> EXERCISE REQUIREMENTS: Copy each line of the following records word for word, with nothing changed.

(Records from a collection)
= = = =
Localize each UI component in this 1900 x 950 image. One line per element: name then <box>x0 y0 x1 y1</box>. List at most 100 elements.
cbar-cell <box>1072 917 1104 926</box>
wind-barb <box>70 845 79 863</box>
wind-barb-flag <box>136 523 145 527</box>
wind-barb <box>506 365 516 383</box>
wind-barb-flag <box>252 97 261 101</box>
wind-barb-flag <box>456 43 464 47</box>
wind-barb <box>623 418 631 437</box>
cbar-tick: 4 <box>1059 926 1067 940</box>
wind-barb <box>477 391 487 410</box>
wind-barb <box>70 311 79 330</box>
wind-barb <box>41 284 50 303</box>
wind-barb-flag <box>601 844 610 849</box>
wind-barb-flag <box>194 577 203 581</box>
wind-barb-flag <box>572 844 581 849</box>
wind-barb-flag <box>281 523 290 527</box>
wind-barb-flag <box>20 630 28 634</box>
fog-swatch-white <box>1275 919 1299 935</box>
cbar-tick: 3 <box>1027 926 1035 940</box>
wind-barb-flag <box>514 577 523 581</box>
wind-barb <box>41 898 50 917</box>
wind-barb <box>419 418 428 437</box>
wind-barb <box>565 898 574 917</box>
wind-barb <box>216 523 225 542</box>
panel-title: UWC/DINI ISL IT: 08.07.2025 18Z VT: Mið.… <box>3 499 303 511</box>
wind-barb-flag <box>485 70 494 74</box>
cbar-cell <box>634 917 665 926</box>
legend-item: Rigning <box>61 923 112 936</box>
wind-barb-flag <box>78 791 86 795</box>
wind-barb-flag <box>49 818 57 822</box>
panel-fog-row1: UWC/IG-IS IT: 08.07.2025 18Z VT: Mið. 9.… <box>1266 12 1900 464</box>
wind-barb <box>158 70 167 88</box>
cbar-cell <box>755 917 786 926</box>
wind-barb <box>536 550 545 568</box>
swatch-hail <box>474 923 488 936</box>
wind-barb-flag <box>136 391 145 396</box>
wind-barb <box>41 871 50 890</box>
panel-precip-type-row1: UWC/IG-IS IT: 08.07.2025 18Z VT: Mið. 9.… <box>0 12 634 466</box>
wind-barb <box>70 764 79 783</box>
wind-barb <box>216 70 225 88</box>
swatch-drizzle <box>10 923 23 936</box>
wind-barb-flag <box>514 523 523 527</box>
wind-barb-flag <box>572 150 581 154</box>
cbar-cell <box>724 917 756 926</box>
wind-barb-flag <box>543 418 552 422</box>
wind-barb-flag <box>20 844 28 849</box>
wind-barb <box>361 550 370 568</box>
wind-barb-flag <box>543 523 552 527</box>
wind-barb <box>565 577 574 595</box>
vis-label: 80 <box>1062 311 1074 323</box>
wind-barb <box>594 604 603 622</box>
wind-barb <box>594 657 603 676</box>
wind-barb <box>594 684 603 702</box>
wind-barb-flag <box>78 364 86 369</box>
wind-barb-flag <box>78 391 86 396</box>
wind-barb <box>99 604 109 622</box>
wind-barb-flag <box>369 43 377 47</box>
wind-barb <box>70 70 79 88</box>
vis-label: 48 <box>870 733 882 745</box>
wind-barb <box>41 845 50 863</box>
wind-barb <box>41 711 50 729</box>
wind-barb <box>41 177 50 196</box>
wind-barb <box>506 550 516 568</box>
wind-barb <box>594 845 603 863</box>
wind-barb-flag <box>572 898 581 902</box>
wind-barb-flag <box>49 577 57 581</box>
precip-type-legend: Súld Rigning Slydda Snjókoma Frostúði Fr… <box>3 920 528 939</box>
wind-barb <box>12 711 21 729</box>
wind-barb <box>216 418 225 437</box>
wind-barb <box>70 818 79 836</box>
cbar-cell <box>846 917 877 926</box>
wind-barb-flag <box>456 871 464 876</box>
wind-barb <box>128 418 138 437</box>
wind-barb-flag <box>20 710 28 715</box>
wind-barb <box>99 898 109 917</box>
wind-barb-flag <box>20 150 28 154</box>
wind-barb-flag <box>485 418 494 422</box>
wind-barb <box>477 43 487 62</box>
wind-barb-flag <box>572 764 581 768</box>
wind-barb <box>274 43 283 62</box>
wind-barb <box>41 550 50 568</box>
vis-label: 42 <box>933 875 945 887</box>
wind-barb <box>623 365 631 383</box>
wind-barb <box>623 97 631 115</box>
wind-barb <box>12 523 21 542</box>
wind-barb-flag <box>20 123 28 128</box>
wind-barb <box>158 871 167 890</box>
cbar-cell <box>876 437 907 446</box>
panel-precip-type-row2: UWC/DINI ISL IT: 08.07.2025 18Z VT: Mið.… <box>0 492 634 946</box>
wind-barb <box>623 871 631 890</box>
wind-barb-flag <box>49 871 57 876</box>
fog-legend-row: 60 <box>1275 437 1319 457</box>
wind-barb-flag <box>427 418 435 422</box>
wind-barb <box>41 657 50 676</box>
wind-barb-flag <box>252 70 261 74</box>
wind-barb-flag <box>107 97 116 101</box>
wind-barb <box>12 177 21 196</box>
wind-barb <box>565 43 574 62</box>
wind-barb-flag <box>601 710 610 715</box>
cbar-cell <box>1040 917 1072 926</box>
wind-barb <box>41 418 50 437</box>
= = = =
> RESPONSE FOR THIS EXERCISE:
Localize each UI component in this 1900 x 950 image. One line per element: name then <box>x0 y0 x1 y1</box>. List at most 100 elements.
cbar-cell <box>1072 917 1104 926</box>
wind-barb <box>70 845 79 863</box>
wind-barb-flag <box>136 523 145 527</box>
wind-barb <box>506 365 516 383</box>
wind-barb-flag <box>252 97 261 101</box>
wind-barb-flag <box>456 43 464 47</box>
wind-barb <box>623 418 631 437</box>
cbar-tick: 4 <box>1059 926 1067 940</box>
wind-barb <box>477 391 487 410</box>
wind-barb <box>70 311 79 330</box>
wind-barb <box>41 284 50 303</box>
wind-barb-flag <box>601 844 610 849</box>
wind-barb-flag <box>194 577 203 581</box>
wind-barb-flag <box>572 844 581 849</box>
wind-barb-flag <box>281 523 290 527</box>
wind-barb-flag <box>20 630 28 634</box>
fog-swatch-white <box>1275 919 1299 935</box>
cbar-tick: 3 <box>1027 926 1035 940</box>
wind-barb-flag <box>514 577 523 581</box>
wind-barb <box>41 898 50 917</box>
wind-barb <box>419 418 428 437</box>
wind-barb <box>565 898 574 917</box>
wind-barb <box>216 523 225 542</box>
panel-title: UWC/DINI ISL IT: 08.07.2025 18Z VT: Mið.… <box>3 499 303 511</box>
wind-barb-flag <box>485 70 494 74</box>
cbar-cell <box>634 917 665 926</box>
legend-item: Rigning <box>61 923 112 936</box>
wind-barb-flag <box>78 791 86 795</box>
wind-barb-flag <box>49 818 57 822</box>
panel-fog-row1: UWC/IG-IS IT: 08.07.2025 18Z VT: Mið. 9.… <box>1266 12 1900 464</box>
wind-barb <box>158 70 167 88</box>
cbar-cell <box>755 917 786 926</box>
wind-barb <box>536 550 545 568</box>
swatch-hail <box>474 923 488 936</box>
wind-barb-flag <box>136 391 145 396</box>
wind-barb <box>41 871 50 890</box>
panel-precip-type-row1: UWC/IG-IS IT: 08.07.2025 18Z VT: Mið. 9.… <box>0 12 634 466</box>
wind-barb <box>70 764 79 783</box>
wind-barb <box>216 70 225 88</box>
swatch-drizzle <box>10 923 23 936</box>
wind-barb-flag <box>514 523 523 527</box>
wind-barb-flag <box>572 150 581 154</box>
cbar-cell <box>724 917 756 926</box>
wind-barb-flag <box>543 418 552 422</box>
wind-barb-flag <box>20 844 28 849</box>
wind-barb <box>361 550 370 568</box>
wind-barb-flag <box>543 523 552 527</box>
wind-barb <box>565 577 574 595</box>
vis-label: 80 <box>1062 311 1074 323</box>
wind-barb <box>594 604 603 622</box>
wind-barb <box>594 657 603 676</box>
wind-barb <box>594 684 603 702</box>
wind-barb-flag <box>78 364 86 369</box>
wind-barb-flag <box>78 391 86 396</box>
wind-barb <box>99 604 109 622</box>
wind-barb-flag <box>369 43 377 47</box>
wind-barb <box>70 70 79 88</box>
vis-label: 48 <box>870 733 882 745</box>
wind-barb <box>41 845 50 863</box>
wind-barb <box>41 711 50 729</box>
wind-barb <box>41 177 50 196</box>
wind-barb <box>506 550 516 568</box>
wind-barb <box>594 845 603 863</box>
wind-barb-flag <box>572 898 581 902</box>
wind-barb-flag <box>49 577 57 581</box>
precip-type-legend: Súld Rigning Slydda Snjókoma Frostúði Fr… <box>3 920 528 939</box>
wind-barb <box>12 711 21 729</box>
wind-barb <box>216 418 225 437</box>
wind-barb <box>70 818 79 836</box>
cbar-cell <box>846 917 877 926</box>
wind-barb-flag <box>456 871 464 876</box>
wind-barb <box>128 418 138 437</box>
wind-barb-flag <box>20 710 28 715</box>
wind-barb <box>99 898 109 917</box>
wind-barb-flag <box>20 150 28 154</box>
wind-barb-flag <box>485 418 494 422</box>
wind-barb <box>477 43 487 62</box>
wind-barb-flag <box>572 764 581 768</box>
wind-barb <box>274 43 283 62</box>
wind-barb <box>41 550 50 568</box>
vis-label: 42 <box>933 875 945 887</box>
wind-barb <box>623 365 631 383</box>
wind-barb <box>623 97 631 115</box>
wind-barb <box>12 523 21 542</box>
wind-barb-flag <box>20 123 28 128</box>
wind-barb <box>158 871 167 890</box>
cbar-cell <box>876 437 907 446</box>
panel-precip-type-row2: UWC/DINI ISL IT: 08.07.2025 18Z VT: Mið.… <box>0 492 634 946</box>
wind-barb <box>623 871 631 890</box>
wind-barb-flag <box>49 871 57 876</box>
fog-legend-row: 60 <box>1275 437 1319 457</box>
wind-barb-flag <box>427 418 435 422</box>
wind-barb <box>41 657 50 676</box>
wind-barb-flag <box>252 70 261 74</box>
wind-barb-flag <box>107 97 116 101</box>
wind-barb <box>12 177 21 196</box>
wind-barb <box>565 43 574 62</box>
wind-barb-flag <box>601 710 610 715</box>
cbar-cell <box>1040 917 1072 926</box>
wind-barb <box>41 418 50 437</box>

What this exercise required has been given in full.